What is needed –
From the entries below, list each line with "Ahvenanmaan".

[Data listing]
#####

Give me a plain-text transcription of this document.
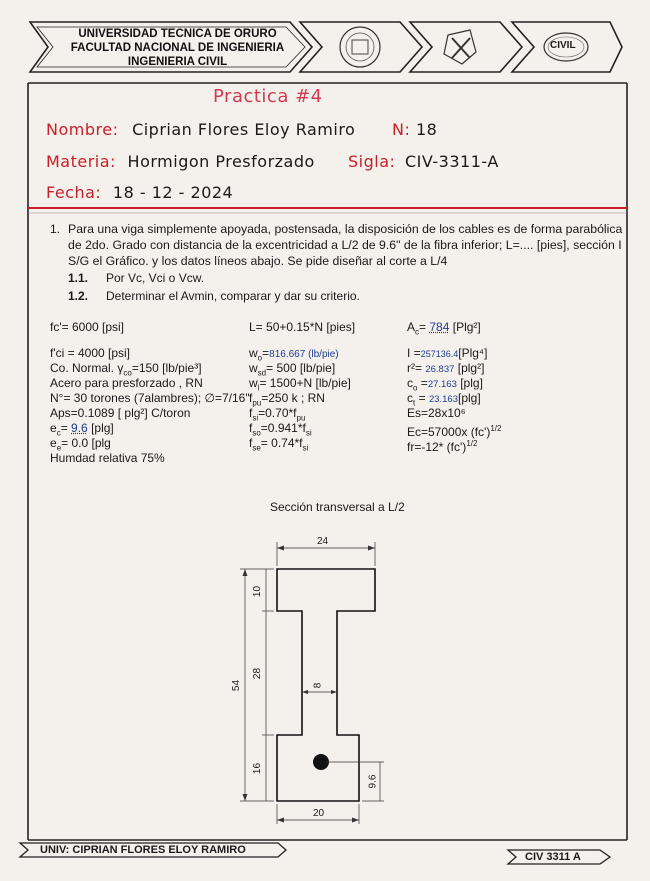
UNIVERSIDAD TECNICA DE ORURO
FACULTAD NACIONAL DE INGENIERIA
INGENIERIA CIVIL
CIVIL
Practica #4
Nombre: Ciprian Flores Eloy Ramiro N: 18
Materia: Hormigon Presforzado Sigla: CIV-3311-A
Fecha: 18 - 12 - 2024
1. Para una viga simplemente apoyada, postensada, la disposición de los cables es de forma parabólica
de 2do. Grado con distancia de la excentricidad a L/2 de 9.6" de la fibra inferior; L=.... [pies], sección I
S/G el Gráfico. y los datos líneos abajo. Se pide diseñar al corte a L/4
1.1. Por Vc, Vci o Vcw.
1.2. Determinar el Avmin, comparar y dar su criterio.
fc'= 6000 [psi]
f'ci = 4000 [psi]
Co. Normal. $\gamma_{co}=150$ [lb/pie³]
Acero para presforzado , RN
N°= 30 torones (7alambres); ∅=7/16"
Aps=0.1089 [ plg²] C/toron
$e_c= 9.6$ [plg]
$e_e= 0.0$ [plg
Humdad relativa 75%
L= 50+0.15*N [pies]
$w_o=816.667$ (lb/pie)
$w_{sd}= 500$ [lb/pie]
$w_l= 1500+N$ [lb/pie]
$f_{pu}=250$ k ; RN
$f_{si}=0.70*f_{pu}$
$f_{so}=0.941*f_{si}$
$f_{se}= 0.74*f_{si}$
$A_c= 784$ [Plg²]
I =257136.4[Plg⁴]
r²= 26.837 [plg²]
$c_o =27.163$ [plg]
$c_t = 23.163[plg]$
Es=28x10⁶
Ec=57000x $(fc')^{1/2}$
fr=-12* $(fc')^{1/2}$
Sección transversal a L/2
24
10
28
54	8
16
9.6
20
UNIV: CIPRIAN FLORES ELOY RAMIRO
CIV 3311 A
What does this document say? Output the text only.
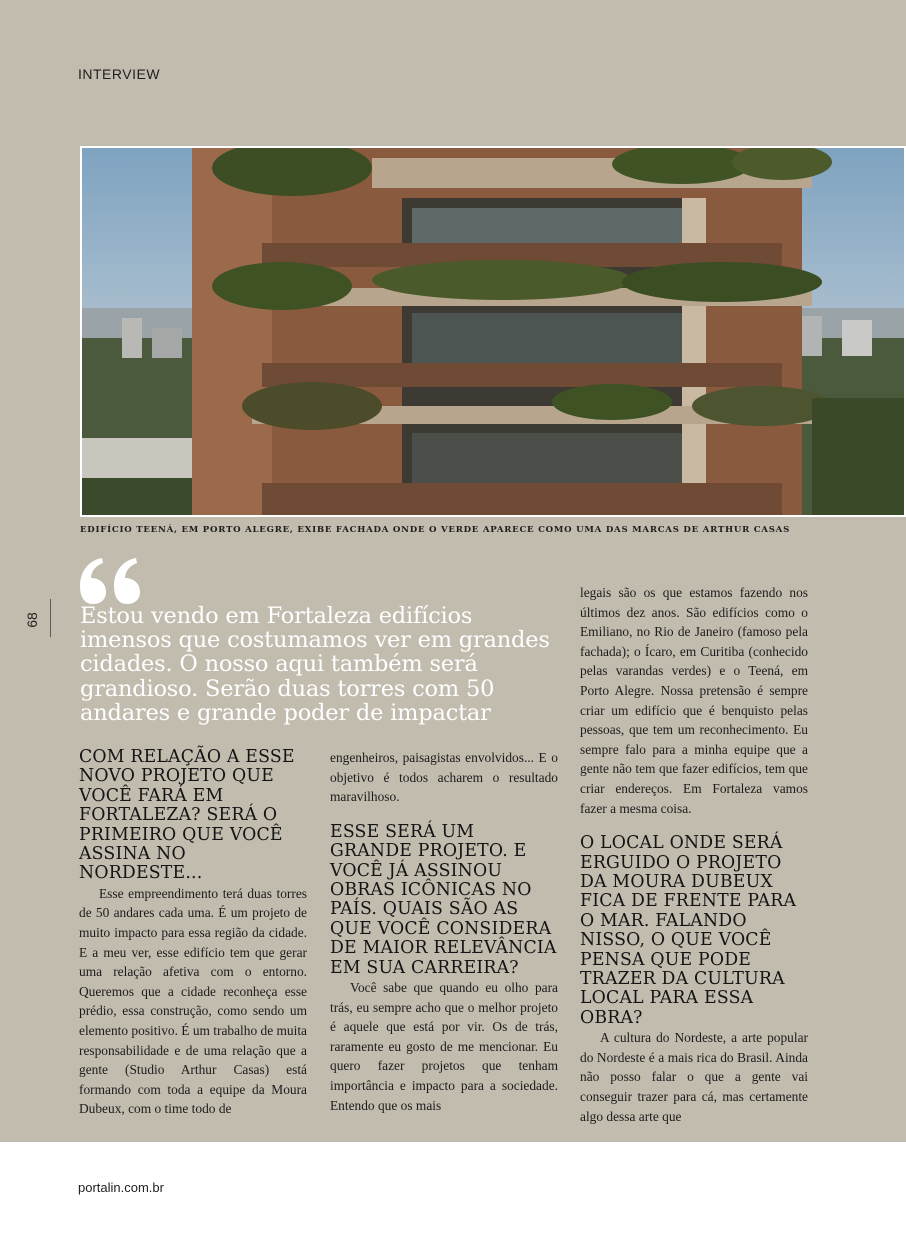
INTERVIEW
EDIFÍCIO TEENÁ, EM PORTO ALEGRE, EXIBE FACHADA ONDE O VERDE APARECE COMO UMA DAS MARCAS DE ARTHUR CASAS
68 Estou vendo em Fortaleza edifícios imensos que costumamos ver em grandes cidades. O nosso aqui também será grandioso. Serão duas torres com 50 andares e grande poder de impactar
COM RELAÇÃO A ESSE NOVO PROJETO QUE VOCÊ FARÁ EM FORTALEZA? SERÁ O PRIMEIRO QUE VOCÊ ASSINA NO NORDESTE...

Esse empreendimento terá duas torres de 50 andares cada uma. É um projeto de muito impacto para essa região da cidade. E a meu ver, esse edifício tem que gerar uma relação afetiva com o entorno. Queremos que a cidade reconheça esse prédio, essa construção, como sendo um elemento positivo. É um trabalho de muita responsabilidade e de uma relação que a gente (Studio Arthur Casas) está formando com toda a equipe da Moura Dubeux, com o time todo de

engenheiros, paisagistas envolvidos... E o objetivo é todos acharem o resultado maravilhoso.

ESSE SERÁ UM GRANDE PROJETO. E VOCÊ JÁ ASSINOU OBRAS ICÔNICAS NO PAÍS. QUAIS SÃO AS QUE VOCÊ CONSIDERA DE MAIOR RELEVÂNCIA EM SUA CARREIRA?

Você sabe que quando eu olho para trás, eu sempre acho que o melhor projeto é aquele que está por vir. Os de trás, raramente eu gosto de me mencionar. Eu quero fazer projetos que tenham importância e impacto para a sociedade. Entendo que os mais

legais são os que estamos fazendo nos últimos dez anos. São edifícios como o Emiliano, no Rio de Janeiro (famoso pela fachada); o Ícaro, em Curitiba (conhecido pelas varandas verdes) e o Teená, em Porto Alegre. Nossa pretensão é sempre criar um edifício que é benquisto pelas pessoas, que tem um reconhecimento. Eu sempre falo para a minha equipe que a gente não tem que fazer edifícios, tem que criar endereços. Em Fortaleza vamos fazer a mesma coisa.

O LOCAL ONDE SERÁ ERGUIDO O PROJETO DA MOURA DUBEUX FICA DE FRENTE PARA O MAR. FALANDO NISSO, O QUE VOCÊ PENSA QUE PODE TRAZER DA CULTURA LOCAL PARA ESSA OBRA?

A cultura do Nordeste, a arte popular do Nordeste é a mais rica do Brasil. Ainda não posso falar o que a gente vai conseguir trazer para cá, mas certamente algo dessa arte que

portalin.com.br
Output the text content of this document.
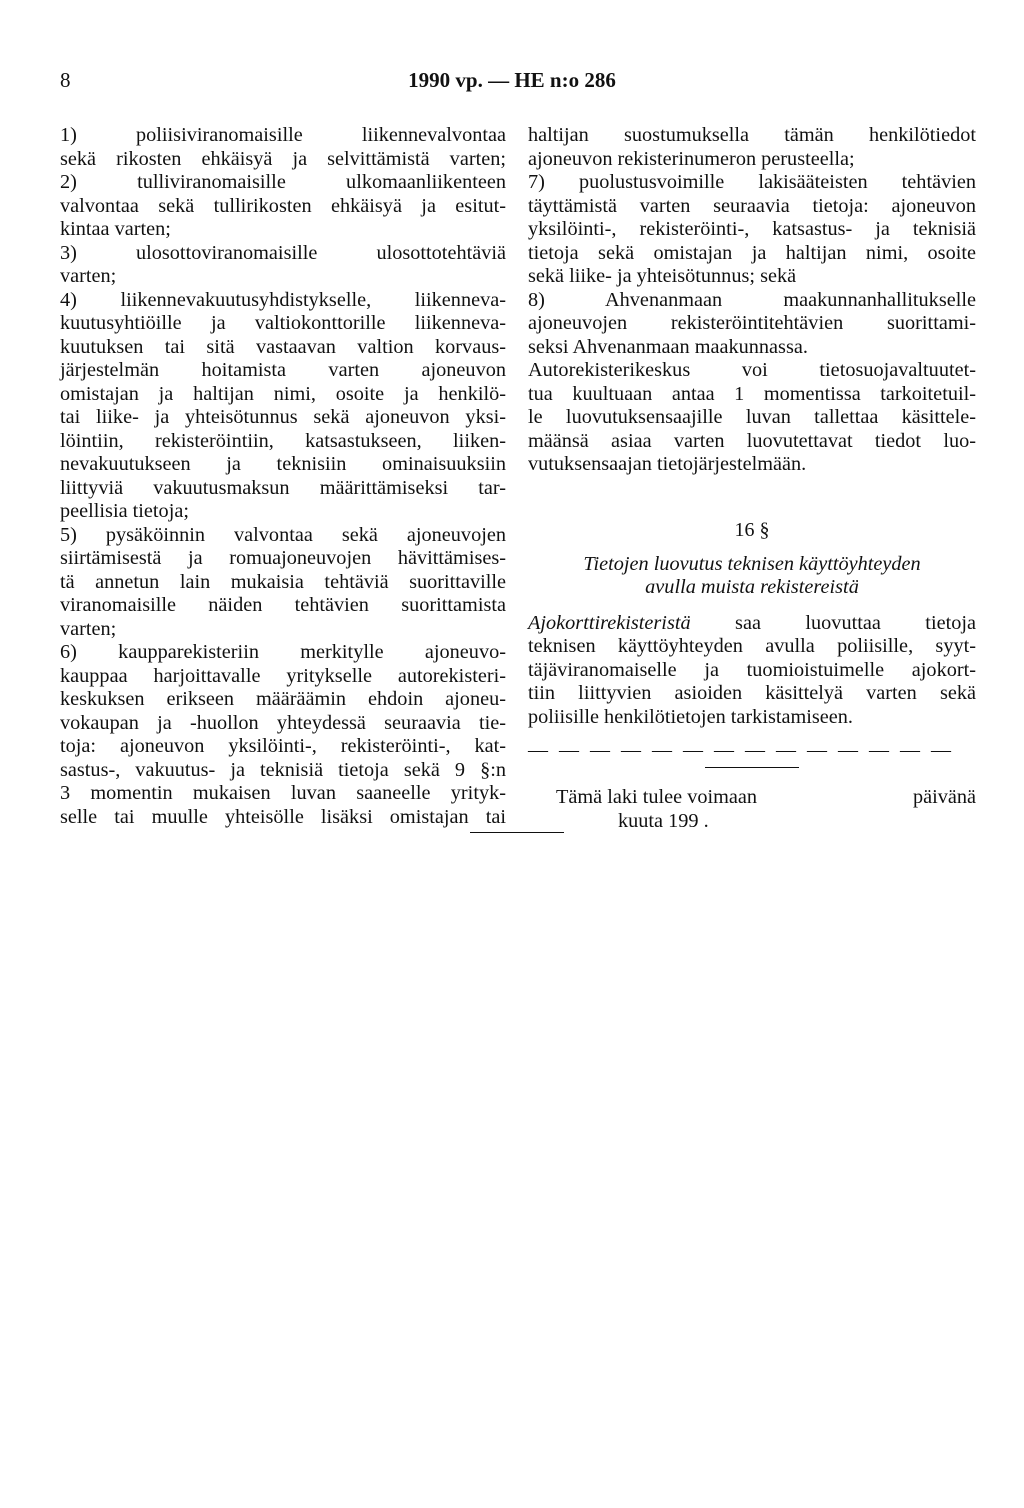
8	1990 vp. — HE n:o 286
1) poliisiviranomaisille liikennevalvontaa
sekä rikosten ehkäisyä ja selvittämistä varten;
2) tulliviranomaisille ulkomaanliikenteen
valvontaa sekä tullirikosten ehkäisyä ja esitut-
kintaa varten;
3) ulosottoviranomaisille ulosottotehtäviä
varten;
4) liikennevakuutusyhdistykselle, liikenneva-
kuutusyhtiöille ja valtiokonttorille liikenneva-
kuutuksen tai sitä vastaavan valtion korvaus-
järjestelmän hoitamista varten ajoneuvon
omistajan ja haltijan nimi, osoite ja henkilö-
tai liike- ja yhteisötunnus sekä ajoneuvon yksi-
löintiin, rekisteröintiin, katsastukseen, liiken-
nevakuutukseen ja teknisiin ominaisuuksiin
liittyviä vakuutusmaksun määrittämiseksi tar-
peellisia tietoja;
5) pysäköinnin valvontaa sekä ajoneuvojen
siirtämisestä ja romuajoneuvojen hävittämises-
tä annetun lain mukaisia tehtäviä suorittaville
viranomaisille näiden tehtävien suorittamista
varten;
6) kaupparekisteriin merkitylle ajoneuvo-
kauppaa harjoittavalle yritykselle autorekisteri-
keskuksen erikseen määräämin ehdoin ajoneu-
vokaupan ja -huollon yhteydessä seuraavia tie-
toja: ajoneuvon yksilöinti-, rekisteröinti-, kat-
sastus-, vakuutus- ja teknisiä tietoja sekä 9 §:n
3 momentin mukaisen luvan saaneelle yrityk-
selle tai muulle yhteisölle lisäksi omistajan tai
haltijan suostumuksella tämän henkilötiedot
ajoneuvon rekisterinumeron perusteella;
7) puolustusvoimille lakisääteisten tehtävien
täyttämistä varten seuraavia tietoja: ajoneuvon
yksilöinti-, rekisteröinti-, katsastus- ja teknisiä
tietoja sekä omistajan ja haltijan nimi, osoite
sekä liike- ja yhteisötunnus; sekä
8) Ahvenanmaan maakunnanhallitukselle
ajoneuvojen rekisteröintitehtävien suorittami-
seksi Ahvenanmaan maakunnassa.
Autorekisterikeskus voi tietosuojavaltuutet-
tua kuultuaan antaa 1 momentissa tarkoitetuil-
le luovutuksensaajille luvan tallettaa käsittele-
määnsä asiaa varten luovutettavat tiedot luo-
vutuksensaajan tietojärjestelmään.
16 §
Tietojen luovutus teknisen käyttöyhteyden
avulla muista rekistereistä
Ajokorttirekisteristä saa luovuttaa tietoja
teknisen käyttöyhteyden avulla poliisille, syyt-
täjäviranomaiselle ja tuomioistuimelle ajokort-
tiin liittyvien asioiden käsittelyä varten sekä
poliisille henkilötietojen tarkistamiseen.
— — — — — — — — — — — — — —
Tämä laki tulee voimaan	päivänä
kuuta 199 .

#####

Reply –
8) Ahvenanmaan maakunnanhallitukselle
seksi Ahvenanmaan maakunnassa.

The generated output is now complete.